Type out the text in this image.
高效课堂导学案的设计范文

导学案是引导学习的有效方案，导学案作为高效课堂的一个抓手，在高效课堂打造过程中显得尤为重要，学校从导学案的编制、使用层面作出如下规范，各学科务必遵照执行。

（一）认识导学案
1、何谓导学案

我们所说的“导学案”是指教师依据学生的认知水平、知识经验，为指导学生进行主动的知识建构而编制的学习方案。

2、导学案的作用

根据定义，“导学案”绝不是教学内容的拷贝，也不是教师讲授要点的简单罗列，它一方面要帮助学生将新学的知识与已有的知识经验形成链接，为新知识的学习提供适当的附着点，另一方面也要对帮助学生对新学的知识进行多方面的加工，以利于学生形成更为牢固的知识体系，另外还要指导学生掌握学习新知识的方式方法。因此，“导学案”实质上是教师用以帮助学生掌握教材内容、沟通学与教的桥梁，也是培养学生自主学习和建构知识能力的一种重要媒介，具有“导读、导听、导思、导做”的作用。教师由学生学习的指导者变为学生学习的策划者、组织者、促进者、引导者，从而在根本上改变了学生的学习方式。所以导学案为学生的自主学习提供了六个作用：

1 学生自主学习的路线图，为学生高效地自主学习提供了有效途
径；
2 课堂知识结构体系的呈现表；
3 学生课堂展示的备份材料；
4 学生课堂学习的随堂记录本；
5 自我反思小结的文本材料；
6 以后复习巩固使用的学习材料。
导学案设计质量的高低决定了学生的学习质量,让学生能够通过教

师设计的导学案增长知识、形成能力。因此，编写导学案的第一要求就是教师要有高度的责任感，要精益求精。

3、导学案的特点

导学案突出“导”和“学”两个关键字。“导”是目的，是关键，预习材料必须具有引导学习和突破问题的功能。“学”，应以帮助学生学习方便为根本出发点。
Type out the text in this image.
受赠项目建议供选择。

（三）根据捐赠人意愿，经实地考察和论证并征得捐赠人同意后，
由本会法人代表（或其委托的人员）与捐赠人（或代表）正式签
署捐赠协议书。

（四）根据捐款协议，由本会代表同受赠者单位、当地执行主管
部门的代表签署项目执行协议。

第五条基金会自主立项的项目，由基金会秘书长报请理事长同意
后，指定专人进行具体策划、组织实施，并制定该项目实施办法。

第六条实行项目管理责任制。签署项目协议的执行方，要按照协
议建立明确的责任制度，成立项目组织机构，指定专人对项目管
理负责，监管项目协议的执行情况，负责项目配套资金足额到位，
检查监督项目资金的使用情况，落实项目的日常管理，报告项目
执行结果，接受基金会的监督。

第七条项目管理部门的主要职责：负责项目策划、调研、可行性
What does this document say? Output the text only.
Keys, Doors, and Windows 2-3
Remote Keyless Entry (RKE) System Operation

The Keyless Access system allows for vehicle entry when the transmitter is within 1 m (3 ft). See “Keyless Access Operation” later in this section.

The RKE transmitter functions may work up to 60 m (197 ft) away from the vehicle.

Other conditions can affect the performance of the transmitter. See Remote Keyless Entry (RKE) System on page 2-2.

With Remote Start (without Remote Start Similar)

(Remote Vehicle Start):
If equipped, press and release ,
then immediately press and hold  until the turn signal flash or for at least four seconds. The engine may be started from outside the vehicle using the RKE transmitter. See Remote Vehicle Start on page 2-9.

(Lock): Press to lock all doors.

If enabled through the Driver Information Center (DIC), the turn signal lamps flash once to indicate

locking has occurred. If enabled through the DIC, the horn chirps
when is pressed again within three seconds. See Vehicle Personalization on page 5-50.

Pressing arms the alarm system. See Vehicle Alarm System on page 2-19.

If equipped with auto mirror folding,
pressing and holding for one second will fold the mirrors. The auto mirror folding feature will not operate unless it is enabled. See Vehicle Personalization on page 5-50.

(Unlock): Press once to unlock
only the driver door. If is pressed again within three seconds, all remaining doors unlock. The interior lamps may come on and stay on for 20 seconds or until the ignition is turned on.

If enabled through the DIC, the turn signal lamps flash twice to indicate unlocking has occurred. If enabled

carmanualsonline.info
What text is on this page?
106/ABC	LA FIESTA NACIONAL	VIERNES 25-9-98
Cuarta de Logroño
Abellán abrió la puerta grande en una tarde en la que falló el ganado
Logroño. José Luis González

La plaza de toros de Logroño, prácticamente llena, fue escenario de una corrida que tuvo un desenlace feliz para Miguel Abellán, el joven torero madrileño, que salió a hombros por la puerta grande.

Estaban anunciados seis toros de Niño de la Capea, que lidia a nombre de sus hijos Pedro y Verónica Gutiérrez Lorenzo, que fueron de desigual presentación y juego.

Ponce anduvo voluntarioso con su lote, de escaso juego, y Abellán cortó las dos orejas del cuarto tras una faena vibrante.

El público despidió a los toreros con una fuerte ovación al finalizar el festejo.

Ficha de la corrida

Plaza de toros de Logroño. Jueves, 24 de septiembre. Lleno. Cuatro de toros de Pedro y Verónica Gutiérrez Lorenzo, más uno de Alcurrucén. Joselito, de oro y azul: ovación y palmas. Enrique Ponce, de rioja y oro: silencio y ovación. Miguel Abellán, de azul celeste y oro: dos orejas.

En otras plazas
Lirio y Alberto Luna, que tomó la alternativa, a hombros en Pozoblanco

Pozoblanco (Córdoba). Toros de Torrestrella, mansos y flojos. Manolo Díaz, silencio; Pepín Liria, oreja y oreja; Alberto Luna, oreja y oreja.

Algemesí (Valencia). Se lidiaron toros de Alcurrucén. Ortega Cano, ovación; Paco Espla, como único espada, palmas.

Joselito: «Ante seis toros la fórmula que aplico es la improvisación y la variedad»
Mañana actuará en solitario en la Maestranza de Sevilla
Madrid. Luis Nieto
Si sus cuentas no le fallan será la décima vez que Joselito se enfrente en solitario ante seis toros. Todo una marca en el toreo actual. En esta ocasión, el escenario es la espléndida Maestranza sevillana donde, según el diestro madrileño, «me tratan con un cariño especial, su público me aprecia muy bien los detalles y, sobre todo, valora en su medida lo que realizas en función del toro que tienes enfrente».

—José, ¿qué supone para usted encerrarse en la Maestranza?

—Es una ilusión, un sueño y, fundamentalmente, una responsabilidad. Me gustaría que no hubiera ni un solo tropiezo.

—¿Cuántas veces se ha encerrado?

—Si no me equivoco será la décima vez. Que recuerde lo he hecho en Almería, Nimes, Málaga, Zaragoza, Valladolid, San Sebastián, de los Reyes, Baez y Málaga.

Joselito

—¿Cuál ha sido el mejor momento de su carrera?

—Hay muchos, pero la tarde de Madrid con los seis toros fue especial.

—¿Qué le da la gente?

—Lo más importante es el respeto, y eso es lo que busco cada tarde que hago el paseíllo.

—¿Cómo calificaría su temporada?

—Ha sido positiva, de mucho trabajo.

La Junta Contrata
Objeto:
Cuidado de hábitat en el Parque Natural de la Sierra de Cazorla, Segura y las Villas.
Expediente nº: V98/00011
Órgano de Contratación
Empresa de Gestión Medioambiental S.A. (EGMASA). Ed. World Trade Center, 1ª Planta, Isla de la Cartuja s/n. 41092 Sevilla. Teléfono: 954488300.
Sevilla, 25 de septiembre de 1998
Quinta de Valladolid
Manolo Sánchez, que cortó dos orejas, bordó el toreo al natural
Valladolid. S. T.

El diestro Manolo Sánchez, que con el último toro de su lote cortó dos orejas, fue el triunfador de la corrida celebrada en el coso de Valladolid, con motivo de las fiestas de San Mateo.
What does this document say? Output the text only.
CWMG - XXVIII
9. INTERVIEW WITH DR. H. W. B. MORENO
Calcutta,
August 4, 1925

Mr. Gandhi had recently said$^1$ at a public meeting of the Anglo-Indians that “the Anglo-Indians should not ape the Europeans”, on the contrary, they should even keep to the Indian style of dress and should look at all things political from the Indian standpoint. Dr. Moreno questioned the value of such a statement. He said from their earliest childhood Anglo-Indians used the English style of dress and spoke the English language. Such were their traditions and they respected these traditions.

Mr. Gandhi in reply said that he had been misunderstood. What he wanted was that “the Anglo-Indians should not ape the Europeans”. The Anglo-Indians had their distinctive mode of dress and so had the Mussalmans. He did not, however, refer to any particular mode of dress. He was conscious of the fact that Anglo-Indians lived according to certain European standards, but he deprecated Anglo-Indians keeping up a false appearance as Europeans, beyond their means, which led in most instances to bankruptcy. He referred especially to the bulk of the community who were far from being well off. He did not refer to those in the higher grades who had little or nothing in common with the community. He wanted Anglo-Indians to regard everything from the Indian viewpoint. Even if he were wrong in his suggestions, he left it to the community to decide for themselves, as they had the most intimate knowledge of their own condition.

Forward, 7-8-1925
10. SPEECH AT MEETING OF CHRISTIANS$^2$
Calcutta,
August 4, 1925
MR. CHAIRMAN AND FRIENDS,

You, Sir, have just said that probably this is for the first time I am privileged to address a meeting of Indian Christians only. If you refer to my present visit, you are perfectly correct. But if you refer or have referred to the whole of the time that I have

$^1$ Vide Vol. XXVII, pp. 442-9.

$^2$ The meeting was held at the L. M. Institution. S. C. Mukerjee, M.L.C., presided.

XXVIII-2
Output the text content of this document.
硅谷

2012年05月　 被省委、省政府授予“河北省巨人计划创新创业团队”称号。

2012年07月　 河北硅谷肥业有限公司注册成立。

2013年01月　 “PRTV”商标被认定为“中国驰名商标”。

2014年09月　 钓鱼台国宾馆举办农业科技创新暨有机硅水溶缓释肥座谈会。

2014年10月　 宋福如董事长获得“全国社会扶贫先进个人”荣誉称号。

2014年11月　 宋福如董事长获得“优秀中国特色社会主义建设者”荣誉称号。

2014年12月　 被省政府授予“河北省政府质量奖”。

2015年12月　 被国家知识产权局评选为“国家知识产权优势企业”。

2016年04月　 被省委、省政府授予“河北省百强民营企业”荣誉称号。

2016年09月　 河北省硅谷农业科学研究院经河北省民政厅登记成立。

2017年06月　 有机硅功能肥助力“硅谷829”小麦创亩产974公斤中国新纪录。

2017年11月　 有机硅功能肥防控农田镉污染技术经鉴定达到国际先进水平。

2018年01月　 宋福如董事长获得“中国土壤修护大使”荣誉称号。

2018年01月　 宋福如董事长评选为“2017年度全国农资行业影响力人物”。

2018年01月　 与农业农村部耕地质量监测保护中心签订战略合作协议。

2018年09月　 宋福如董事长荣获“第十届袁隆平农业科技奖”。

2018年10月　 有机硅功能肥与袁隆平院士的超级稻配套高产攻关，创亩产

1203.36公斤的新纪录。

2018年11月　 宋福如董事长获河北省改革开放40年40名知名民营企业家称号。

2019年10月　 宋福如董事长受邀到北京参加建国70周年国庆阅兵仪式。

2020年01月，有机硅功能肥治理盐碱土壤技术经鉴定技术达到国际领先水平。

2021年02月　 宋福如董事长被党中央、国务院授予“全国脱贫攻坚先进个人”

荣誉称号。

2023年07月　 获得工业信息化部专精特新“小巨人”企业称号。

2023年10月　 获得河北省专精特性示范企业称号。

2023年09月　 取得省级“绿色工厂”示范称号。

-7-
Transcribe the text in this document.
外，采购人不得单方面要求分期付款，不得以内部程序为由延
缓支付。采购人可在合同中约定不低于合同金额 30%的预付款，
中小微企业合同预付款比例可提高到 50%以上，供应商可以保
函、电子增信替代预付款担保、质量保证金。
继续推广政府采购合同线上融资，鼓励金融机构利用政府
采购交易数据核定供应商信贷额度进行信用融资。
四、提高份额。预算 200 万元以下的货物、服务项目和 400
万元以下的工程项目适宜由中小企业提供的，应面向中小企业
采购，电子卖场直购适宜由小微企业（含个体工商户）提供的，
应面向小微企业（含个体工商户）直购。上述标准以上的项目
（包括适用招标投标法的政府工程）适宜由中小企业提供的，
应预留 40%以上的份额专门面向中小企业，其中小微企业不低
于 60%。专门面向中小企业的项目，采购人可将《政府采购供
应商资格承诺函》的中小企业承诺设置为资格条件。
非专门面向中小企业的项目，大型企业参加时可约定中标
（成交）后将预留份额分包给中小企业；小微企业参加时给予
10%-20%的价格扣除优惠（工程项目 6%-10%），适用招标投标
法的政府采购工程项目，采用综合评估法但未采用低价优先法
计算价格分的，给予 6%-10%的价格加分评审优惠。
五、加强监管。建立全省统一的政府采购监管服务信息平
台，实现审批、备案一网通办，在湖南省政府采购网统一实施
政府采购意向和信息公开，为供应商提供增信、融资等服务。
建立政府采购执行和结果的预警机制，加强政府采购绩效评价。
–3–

● Do this: Only the lines from the one containing "Output the text content of this document." through the end of the material should be reproduced, exactly, with both ends included.

● Response to the exercise:
Output the text content of this document.
硅谷

2012年05月　 被省委、省政府授予“河北省巨人计划创新创业团队”称号。

2012年07月　 河北硅谷肥业有限公司注册成立。

2013年01月　 “PRTV”商标被认定为“中国驰名商标”。

2014年09月　 钓鱼台国宾馆举办农业科技创新暨有机硅水溶缓释肥座谈会。

2014年10月　 宋福如董事长获得“全国社会扶贫先进个人”荣誉称号。

2014年11月　 宋福如董事长获得“优秀中国特色社会主义建设者”荣誉称号。

2014年12月　 被省政府授予“河北省政府质量奖”。

2015年12月　 被国家知识产权局评选为“国家知识产权优势企业”。

2016年04月　 被省委、省政府授予“河北省百强民营企业”荣誉称号。

2016年09月　 河北省硅谷农业科学研究院经河北省民政厅登记成立。

2017年06月　 有机硅功能肥助力“硅谷829”小麦创亩产974公斤中国新纪录。

2017年11月　 有机硅功能肥防控农田镉污染技术经鉴定达到国际先进水平。

2018年01月　 宋福如董事长获得“中国土壤修护大使”荣誉称号。

2018年01月　 宋福如董事长评选为“2017年度全国农资行业影响力人物”。

2018年01月　 与农业农村部耕地质量监测保护中心签订战略合作协议。

2018年09月　 宋福如董事长荣获“第十届袁隆平农业科技奖”。

2018年10月　 有机硅功能肥与袁隆平院士的超级稻配套高产攻关，创亩产

1203.36公斤的新纪录。

2018年11月　 宋福如董事长获河北省改革开放40年40名知名民营企业家称号。

2019年10月　 宋福如董事长受邀到北京参加建国70周年国庆阅兵仪式。

2020年01月，有机硅功能肥治理盐碱土壤技术经鉴定技术达到国际领先水平。

2021年02月　 宋福如董事长被党中央、国务院授予“全国脱贫攻坚先进个人”

荣誉称号。

2023年07月　 获得工业信息化部专精特新“小巨人”企业称号。

2023年10月　 获得河北省专精特性示范企业称号。

2023年09月　 取得省级“绿色工厂”示范称号。

-7-
Transcribe the text in this document.
外，采购人不得单方面要求分期付款，不得以内部程序为由延
缓支付。采购人可在合同中约定不低于合同金额 30%的预付款，
中小微企业合同预付款比例可提高到 50%以上，供应商可以保
函、电子增信替代预付款担保、质量保证金。
继续推广政府采购合同线上融资，鼓励金融机构利用政府
采购交易数据核定供应商信贷额度进行信用融资。
四、提高份额。预算 200 万元以下的货物、服务项目和 400
万元以下的工程项目适宜由中小企业提供的，应面向中小企业
采购，电子卖场直购适宜由小微企业（含个体工商户）提供的，
应面向小微企业（含个体工商户）直购。上述标准以上的项目
（包括适用招标投标法的政府工程）适宜由中小企业提供的，
应预留 40%以上的份额专门面向中小企业，其中小微企业不低
于 60%。专门面向中小企业的项目，采购人可将《政府采购供
应商资格承诺函》的中小企业承诺设置为资格条件。
非专门面向中小企业的项目，大型企业参加时可约定中标
（成交）后将预留份额分包给中小企业；小微企业参加时给予
10%-20%的价格扣除优惠（工程项目 6%-10%），适用招标投标
法的政府采购工程项目，采用综合评估法但未采用低价优先法
计算价格分的，给予 6%-10%的价格加分评审优惠。
五、加强监管。建立全省统一的政府采购监管服务信息平
台，实现审批、备案一网通办，在湖南省政府采购网统一实施
政府采购意向和信息公开，为供应商提供增信、融资等服务。
建立政府采购执行和结果的预警机制，加强政府采购绩效评价。
–3–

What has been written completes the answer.